*PAGE EXTRACT*.

------------------------------------------------

You did the right thing, Paula71.

Janstar · 26/07/2003 10:07

Of course you did the right thing. Do let us know how it turns out please.

bossykate · 26/07/2003 10:14

paula, very brave of you, you did the right thing. hope that little girl gets some decent help.

Marina · 26/07/2003 10:23

Well done you for stepping in to protect the interests of a small child. Let us know what happens, Paula.

M2T · 26/07/2003 13:24

Paula - well done! You have most definitely done the right thing.

Let us know what happens.

Clarinet60 · 26/07/2003 13:31

Ditto. Bravo!

crossma · 26/07/2003 13:42

Paula71 you were indeed brave and did the right thing hopefully this child will have a chance at actually living a life and not just being alive.

aloha · 26/07/2003 14:04

Good for you Paula71. You should feel incredibly proud of yourself. And if nothing happens this time, please don't give up, a child's life could depend on you.

motherinferior · 26/07/2003 15:36

I'm really impressed with you, and I hope I'd have the courage to do the same.

leese · 26/07/2003 19:17

Absolutely, totally the right thing to do. Poor little kid - what chance does she have unless she leaves that environment? Kids need people like you around Paula71 to be their voice. You'd never have forgiven yourself if anything bad happened to this child, and you may have been able to do something to prevent it - well done.
Remember the Victoria Climbie case? Friends and neighbours suspected there was something going on with that little girl, but noone did anything about it, either thru fear of reprisal, or just assuming it wasn't their business to do so....

Demented · 26/07/2003 19:21

Good on you Paula71.

runragged · 26/07/2003 19:51

Well done, I got quite choked up reading all the messages. Children rely on the adults for their quality of life and they have a right to have a nice one, you did the right thing.

------------------------------------------------

*EXTRACTED MATERIAL*.
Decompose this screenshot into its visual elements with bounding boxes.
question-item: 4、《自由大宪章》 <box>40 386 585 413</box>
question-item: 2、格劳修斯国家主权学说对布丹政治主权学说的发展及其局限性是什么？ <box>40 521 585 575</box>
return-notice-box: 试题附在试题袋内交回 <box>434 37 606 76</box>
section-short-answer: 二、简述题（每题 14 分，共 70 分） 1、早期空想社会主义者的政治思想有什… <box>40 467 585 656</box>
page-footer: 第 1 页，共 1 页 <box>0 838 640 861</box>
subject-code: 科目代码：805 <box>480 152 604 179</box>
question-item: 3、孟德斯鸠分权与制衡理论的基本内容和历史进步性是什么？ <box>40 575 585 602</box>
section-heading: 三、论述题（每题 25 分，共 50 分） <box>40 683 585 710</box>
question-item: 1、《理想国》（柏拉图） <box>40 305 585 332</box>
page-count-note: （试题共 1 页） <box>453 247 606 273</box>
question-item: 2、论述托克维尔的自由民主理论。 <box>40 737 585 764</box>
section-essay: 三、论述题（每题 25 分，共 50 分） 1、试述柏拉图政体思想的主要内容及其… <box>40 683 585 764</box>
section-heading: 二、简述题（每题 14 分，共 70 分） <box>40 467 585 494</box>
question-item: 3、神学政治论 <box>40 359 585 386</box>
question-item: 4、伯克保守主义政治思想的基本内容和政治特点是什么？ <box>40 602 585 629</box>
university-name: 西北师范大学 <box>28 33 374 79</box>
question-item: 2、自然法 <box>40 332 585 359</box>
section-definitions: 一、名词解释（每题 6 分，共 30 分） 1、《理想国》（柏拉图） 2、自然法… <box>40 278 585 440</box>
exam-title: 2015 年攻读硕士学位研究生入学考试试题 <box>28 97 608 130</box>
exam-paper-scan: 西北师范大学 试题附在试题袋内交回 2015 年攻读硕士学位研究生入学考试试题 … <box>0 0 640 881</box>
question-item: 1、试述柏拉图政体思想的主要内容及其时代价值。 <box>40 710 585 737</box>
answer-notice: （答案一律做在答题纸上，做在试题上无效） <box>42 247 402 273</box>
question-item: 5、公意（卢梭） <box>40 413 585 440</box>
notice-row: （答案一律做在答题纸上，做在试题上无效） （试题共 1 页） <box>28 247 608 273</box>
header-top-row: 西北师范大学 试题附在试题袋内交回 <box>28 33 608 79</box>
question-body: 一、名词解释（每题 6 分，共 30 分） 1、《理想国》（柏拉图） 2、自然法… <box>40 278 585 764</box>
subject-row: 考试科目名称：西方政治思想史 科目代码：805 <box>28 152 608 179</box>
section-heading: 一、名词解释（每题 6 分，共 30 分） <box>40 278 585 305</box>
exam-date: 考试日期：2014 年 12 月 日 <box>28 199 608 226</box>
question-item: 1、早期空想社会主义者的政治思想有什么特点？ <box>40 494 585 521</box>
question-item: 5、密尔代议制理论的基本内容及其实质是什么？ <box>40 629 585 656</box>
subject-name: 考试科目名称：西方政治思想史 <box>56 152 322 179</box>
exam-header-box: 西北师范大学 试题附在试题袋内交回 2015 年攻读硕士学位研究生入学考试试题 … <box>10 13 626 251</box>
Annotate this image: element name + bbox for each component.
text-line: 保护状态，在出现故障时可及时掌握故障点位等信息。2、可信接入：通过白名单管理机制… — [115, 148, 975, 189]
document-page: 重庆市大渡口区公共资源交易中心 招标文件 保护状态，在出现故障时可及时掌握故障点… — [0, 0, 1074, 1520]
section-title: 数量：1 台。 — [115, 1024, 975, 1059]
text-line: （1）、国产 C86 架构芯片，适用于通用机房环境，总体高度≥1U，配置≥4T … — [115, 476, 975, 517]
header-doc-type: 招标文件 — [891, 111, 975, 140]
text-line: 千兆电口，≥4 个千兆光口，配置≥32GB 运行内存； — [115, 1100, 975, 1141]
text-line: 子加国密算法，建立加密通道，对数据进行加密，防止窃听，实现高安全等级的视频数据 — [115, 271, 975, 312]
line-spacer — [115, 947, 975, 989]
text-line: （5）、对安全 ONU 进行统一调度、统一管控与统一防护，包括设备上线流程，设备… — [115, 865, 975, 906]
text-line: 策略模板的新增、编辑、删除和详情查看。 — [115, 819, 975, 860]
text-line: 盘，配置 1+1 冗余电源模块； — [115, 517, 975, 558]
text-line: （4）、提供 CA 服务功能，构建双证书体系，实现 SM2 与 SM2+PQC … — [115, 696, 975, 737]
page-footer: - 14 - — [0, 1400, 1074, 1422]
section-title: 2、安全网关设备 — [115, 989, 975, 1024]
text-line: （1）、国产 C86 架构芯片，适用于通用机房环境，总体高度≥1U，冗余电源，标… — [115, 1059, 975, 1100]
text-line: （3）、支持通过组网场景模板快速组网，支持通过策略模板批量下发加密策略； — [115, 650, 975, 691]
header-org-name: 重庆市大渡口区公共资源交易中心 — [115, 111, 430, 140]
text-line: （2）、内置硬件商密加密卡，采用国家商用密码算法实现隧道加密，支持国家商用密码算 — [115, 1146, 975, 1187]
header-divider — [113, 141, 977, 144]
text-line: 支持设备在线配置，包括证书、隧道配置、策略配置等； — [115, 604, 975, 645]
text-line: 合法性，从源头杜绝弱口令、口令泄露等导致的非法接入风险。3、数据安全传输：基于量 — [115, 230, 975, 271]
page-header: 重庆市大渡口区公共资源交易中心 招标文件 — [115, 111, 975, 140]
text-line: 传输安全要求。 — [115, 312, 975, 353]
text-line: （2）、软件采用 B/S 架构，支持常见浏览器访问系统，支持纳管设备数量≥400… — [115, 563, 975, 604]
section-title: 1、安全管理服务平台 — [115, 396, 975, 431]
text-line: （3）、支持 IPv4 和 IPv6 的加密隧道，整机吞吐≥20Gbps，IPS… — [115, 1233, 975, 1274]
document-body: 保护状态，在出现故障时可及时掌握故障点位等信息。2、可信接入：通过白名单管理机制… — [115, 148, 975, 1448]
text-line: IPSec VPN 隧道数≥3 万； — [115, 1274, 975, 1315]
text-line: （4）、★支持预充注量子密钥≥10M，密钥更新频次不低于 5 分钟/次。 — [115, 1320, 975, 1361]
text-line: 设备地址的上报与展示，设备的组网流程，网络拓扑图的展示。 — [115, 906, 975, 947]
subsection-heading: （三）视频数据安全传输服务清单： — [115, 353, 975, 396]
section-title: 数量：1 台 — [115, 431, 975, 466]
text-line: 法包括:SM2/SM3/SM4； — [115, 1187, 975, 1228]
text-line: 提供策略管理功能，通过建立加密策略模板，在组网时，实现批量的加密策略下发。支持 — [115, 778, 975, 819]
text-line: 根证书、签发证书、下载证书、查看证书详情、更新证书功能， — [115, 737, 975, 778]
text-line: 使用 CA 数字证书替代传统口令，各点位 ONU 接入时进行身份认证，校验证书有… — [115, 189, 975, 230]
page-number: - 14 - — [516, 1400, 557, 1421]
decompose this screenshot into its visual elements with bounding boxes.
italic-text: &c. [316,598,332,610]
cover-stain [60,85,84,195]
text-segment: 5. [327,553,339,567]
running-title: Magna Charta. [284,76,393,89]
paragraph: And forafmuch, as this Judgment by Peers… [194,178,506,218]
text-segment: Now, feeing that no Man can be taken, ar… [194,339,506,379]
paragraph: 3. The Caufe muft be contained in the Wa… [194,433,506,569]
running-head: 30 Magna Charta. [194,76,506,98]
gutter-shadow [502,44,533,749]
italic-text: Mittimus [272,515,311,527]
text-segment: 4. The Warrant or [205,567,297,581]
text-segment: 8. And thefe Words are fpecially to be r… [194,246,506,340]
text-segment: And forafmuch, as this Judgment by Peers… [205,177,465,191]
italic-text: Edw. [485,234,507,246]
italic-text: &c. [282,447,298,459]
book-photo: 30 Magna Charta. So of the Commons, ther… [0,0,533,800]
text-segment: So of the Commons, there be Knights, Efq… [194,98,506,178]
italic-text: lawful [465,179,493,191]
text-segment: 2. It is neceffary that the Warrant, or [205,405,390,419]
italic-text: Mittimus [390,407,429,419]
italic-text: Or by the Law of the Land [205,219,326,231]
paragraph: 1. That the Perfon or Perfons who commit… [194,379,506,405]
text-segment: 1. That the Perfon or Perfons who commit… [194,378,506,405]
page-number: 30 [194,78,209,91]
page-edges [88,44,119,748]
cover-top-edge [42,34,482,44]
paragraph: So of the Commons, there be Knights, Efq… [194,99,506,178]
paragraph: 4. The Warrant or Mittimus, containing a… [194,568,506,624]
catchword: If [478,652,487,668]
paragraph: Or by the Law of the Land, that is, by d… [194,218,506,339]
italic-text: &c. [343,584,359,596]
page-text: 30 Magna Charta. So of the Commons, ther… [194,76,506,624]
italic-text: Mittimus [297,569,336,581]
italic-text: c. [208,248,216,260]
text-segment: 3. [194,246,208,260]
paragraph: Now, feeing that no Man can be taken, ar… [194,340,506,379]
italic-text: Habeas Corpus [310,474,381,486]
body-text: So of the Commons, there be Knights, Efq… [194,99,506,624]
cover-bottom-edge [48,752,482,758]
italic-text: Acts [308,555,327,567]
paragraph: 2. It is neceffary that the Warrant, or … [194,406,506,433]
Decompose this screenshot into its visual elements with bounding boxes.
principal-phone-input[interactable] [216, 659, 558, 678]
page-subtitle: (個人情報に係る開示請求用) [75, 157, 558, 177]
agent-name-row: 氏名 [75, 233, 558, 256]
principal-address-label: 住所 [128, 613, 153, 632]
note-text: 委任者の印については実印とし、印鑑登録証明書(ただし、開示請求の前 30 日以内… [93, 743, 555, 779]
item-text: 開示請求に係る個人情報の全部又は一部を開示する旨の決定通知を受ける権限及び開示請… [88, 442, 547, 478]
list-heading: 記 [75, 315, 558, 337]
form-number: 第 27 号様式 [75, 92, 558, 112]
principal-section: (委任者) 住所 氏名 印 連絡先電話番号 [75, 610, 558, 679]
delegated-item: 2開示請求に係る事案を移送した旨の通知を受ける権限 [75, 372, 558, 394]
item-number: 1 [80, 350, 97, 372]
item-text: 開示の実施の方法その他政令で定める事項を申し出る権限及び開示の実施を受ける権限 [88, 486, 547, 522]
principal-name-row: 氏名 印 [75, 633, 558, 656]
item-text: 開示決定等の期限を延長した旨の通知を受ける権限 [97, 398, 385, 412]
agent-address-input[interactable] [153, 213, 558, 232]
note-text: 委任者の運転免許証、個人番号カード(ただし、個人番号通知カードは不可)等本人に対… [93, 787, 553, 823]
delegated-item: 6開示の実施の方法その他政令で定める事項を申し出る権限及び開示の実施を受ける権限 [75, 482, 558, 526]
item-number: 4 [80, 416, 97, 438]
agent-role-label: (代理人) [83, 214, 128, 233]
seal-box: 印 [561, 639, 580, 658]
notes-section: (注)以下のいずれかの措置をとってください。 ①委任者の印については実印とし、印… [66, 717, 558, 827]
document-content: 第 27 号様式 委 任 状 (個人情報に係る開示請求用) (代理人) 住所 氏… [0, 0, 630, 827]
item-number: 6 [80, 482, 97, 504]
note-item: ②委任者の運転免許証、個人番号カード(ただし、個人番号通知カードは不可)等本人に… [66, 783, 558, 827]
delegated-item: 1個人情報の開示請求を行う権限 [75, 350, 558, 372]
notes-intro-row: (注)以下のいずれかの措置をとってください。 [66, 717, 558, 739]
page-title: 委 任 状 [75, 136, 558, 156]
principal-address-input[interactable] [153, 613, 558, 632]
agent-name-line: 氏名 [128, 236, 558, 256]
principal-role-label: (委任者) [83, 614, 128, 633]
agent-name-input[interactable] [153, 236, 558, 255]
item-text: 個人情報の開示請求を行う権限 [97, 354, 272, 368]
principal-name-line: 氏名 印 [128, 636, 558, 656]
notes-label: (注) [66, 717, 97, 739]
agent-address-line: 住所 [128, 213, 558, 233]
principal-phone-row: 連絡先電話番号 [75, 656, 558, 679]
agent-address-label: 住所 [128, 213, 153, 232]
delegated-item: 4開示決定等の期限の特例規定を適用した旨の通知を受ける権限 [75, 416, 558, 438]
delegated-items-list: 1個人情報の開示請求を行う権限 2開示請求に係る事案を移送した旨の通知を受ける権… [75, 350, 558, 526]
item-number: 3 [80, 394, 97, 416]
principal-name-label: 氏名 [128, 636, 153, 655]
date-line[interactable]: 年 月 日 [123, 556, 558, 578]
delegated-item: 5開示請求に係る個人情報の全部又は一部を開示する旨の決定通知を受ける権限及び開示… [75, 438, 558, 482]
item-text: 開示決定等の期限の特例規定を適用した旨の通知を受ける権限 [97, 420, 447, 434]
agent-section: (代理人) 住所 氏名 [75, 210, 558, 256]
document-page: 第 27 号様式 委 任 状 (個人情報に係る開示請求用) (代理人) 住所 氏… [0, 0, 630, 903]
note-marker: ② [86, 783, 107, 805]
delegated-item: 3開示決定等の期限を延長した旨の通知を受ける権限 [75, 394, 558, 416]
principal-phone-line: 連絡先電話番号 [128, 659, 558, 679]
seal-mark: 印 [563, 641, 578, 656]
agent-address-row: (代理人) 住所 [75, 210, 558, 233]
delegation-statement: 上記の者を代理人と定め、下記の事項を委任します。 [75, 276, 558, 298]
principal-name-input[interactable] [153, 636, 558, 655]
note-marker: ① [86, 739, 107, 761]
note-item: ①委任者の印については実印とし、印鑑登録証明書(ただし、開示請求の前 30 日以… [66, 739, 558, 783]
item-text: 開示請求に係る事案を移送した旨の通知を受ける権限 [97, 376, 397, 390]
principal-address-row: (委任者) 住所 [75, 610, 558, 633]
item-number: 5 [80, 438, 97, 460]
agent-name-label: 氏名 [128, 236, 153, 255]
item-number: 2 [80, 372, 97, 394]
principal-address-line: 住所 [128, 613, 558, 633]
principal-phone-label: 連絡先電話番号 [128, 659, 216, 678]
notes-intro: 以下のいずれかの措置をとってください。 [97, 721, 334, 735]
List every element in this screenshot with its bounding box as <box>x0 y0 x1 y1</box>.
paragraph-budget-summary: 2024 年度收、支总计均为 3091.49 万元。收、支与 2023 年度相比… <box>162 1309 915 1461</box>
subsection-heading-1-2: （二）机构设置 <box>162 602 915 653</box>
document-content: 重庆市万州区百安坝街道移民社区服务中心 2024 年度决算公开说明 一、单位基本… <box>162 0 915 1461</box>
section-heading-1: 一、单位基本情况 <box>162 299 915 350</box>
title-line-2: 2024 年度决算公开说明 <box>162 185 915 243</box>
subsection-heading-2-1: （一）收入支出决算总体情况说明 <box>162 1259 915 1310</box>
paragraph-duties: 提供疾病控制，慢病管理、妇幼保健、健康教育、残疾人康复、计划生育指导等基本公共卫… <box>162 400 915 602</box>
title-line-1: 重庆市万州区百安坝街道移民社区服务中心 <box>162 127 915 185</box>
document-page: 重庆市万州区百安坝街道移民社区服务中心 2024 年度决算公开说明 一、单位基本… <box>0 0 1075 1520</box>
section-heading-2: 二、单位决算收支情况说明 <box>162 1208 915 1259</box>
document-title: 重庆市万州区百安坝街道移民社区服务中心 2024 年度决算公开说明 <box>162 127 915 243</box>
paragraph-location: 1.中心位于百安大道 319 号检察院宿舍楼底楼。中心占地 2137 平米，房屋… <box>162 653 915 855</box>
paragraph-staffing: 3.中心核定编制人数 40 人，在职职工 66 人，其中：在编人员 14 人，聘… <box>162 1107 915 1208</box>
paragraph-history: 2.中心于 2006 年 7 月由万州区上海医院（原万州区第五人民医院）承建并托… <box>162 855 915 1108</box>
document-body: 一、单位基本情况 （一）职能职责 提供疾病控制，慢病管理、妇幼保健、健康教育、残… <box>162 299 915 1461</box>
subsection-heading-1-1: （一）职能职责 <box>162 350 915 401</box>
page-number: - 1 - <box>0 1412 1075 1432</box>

------------------------------------------------

*ACTIVITY 1*.
In the forum thread, which case does one reply ask readers to remember?
*ACTIVITY 2*.
Say whether each statement agrees with the forum thread, and quote the words that decide it. (a) One reply tells Paula71 that a child's life could depend on her. (b) The child in question is described as a boy. (c) One reply says friends and neighbours in the Victoria Climbie case acted on their suspicions.
*ACTIVITY 3*.
Repeat the stretch of the forum thread from "Good for you" through "do the same.".

*ANSWER AREA 1*.
The Victoria Climbie case.

*ANSWER AREA 2*.
(a) Yes: "a child's life could depend on you."
(b) No: "hope that little girl gets some decent help."
(c) No: "but noone did anything about it"

*ANSWER AREA 3*.
Good for you Paula71. You should feel incredibly proud of yourself. And if nothing happens this time, please don't give up, a child's life could depend on you.

motherinferior · 26/07/2003 15:36

I'm really impressed with you, and I hope I'd have the courage to do the same.